Write the data out again, exactly as given.

Records to use:
>> BEGIN
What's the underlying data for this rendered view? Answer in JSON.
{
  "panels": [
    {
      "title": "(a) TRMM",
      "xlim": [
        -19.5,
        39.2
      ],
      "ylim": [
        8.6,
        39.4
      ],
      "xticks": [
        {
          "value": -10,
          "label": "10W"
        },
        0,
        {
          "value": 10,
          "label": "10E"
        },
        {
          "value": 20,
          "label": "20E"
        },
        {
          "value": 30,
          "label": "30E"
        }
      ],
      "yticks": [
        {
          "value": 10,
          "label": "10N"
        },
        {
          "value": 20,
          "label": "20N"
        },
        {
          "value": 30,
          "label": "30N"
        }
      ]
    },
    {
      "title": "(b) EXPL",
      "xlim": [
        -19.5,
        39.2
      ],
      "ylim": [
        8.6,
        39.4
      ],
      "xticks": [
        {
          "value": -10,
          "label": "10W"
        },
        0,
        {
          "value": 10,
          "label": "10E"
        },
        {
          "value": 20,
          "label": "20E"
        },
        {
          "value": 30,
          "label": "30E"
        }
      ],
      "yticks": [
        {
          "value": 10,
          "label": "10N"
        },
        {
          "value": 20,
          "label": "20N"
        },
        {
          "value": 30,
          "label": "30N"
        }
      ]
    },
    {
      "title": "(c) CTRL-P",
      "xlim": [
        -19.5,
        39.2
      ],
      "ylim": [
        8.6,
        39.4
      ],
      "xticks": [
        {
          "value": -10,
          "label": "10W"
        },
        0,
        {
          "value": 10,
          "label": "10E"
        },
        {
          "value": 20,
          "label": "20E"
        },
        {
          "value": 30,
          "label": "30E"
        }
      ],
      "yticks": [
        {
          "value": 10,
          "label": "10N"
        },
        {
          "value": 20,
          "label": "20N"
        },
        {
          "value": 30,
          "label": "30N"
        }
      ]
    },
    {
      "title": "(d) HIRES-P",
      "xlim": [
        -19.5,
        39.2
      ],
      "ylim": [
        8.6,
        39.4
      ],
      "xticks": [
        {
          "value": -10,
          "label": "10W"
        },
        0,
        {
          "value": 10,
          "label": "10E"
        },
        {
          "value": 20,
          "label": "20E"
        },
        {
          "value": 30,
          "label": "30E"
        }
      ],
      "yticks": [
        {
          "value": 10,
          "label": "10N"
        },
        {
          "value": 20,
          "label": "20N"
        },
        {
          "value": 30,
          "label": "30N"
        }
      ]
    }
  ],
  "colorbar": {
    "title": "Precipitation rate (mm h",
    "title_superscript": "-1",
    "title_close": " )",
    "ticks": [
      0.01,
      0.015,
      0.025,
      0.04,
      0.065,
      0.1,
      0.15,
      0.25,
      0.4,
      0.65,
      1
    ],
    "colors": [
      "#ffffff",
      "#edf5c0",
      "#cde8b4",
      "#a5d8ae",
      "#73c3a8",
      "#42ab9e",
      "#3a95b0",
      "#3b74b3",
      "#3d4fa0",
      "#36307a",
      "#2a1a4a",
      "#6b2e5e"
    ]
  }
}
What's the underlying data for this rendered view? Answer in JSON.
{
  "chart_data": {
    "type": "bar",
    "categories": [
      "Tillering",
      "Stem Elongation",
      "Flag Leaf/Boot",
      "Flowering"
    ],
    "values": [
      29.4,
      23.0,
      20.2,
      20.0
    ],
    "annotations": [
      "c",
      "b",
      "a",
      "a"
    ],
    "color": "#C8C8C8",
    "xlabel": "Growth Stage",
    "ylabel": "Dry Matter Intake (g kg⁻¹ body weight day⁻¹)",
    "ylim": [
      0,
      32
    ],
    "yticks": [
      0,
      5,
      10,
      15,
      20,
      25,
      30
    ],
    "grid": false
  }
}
>> END
Solution to this problem:
What's the underlying data for this rendered view? Answer in JSON.
{
  "panels": [
    {
      "title": "(a) TRMM",
      "xlim": [
        -19.5,
        39.2
      ],
      "ylim": [
        8.6,
        39.4
      ],
      "xticks": [
        {
          "value": -10,
          "label": "10W"
        },
        0,
        {
          "value": 10,
          "label": "10E"
        },
        {
          "value": 20,
          "label": "20E"
        },
        {
          "value": 30,
          "label": "30E"
        }
      ],
      "yticks": [
        {
          "value": 10,
          "label": "10N"
        },
        {
          "value": 20,
          "label": "20N"
        },
        {
          "value": 30,
          "label": "30N"
        }
      ]
    },
    {
      "title": "(b) EXPL",
      "xlim": [
        -19.5,
        39.2
      ],
      "ylim": [
        8.6,
        39.4
      ],
      "xticks": [
        {
          "value": -10,
          "label": "10W"
        },
        0,
        {
          "value": 10,
          "label": "10E"
        },
        {
          "value": 20,
          "label": "20E"
        },
        {
          "value": 30,
          "label": "30E"
        }
      ],
      "yticks": [
        {
          "value": 10,
          "label": "10N"
        },
        {
          "value": 20,
          "label": "20N"
        },
        {
          "value": 30,
          "label": "30N"
        }
      ]
    },
    {
      "title": "(c) CTRL-P",
      "xlim": [
        -19.5,
        39.2
      ],
      "ylim": [
        8.6,
        39.4
      ],
      "xticks": [
        {
          "value": -10,
          "label": "10W"
        },
        0,
        {
          "value": 10,
          "label": "10E"
        },
        {
          "value": 20,
          "label": "20E"
        },
        {
          "value": 30,
          "label": "30E"
        }
      ],
      "yticks": [
        {
          "value": 10,
          "label": "10N"
        },
        {
          "value": 20,
          "label": "20N"
        },
        {
          "value": 30,
          "label": "30N"
        }
      ]
    },
    {
      "title": "(d) HIRES-P",
      "xlim": [
        -19.5,
        39.2
      ],
      "ylim": [
        8.6,
        39.4
      ],
      "xticks": [
        {
          "value": -10,
          "label": "10W"
        },
        0,
        {
          "value": 10,
          "label": "10E"
        },
        {
          "value": 20,
          "label": "20E"
        },
        {
          "value": 30,
          "label": "30E"
        }
      ],
      "yticks": [
        {
          "value": 10,
          "label": "10N"
        },
        {
          "value": 20,
          "label": "20N"
        },
        {
          "value": 30,
          "label": "30N"
        }
      ]
    }
  ],
  "colorbar": {
    "title": "Precipitation rate (mm h",
    "title_superscript": "-1",
    "title_close": " )",
    "ticks": [
      0.01,
      0.015,
      0.025,
      0.04,
      0.065,
      0.1,
      0.15,
      0.25,
      0.4,
      0.65,
      1
    ],
    "colors": [
      "#ffffff",
      "#edf5c0",
      "#cde8b4",
      "#a5d8ae",
      "#73c3a8",
      "#42ab9e",
      "#3a95b0",
      "#3b74b3",
      "#3d4fa0",
      "#36307a",
      "#2a1a4a",
      "#6b2e5e"
    ]
  }
}
What's the underlying data for this rendered view? Answer in JSON.
{
  "chart_data": {
    "type": "bar",
    "categories": [
      "Tillering",
      "Stem Elongation",
      "Flag Leaf/Boot",
      "Flowering"
    ],
    "values": [
      29.4,
      23.0,
      20.2,
      20.0
    ],
    "annotations": [
      "c",
      "b",
      "a",
      "a"
    ],
    "color": "#C8C8C8",
    "xlabel": "Growth Stage",
    "ylabel": "Dry Matter Intake (g kg⁻¹ body weight day⁻¹)",
    "ylim": [
      0,
      32
    ],
    "yticks": [
      0,
      5,
      10,
      15,
      20,
      25,
      30
    ],
    "grid": false
  }
}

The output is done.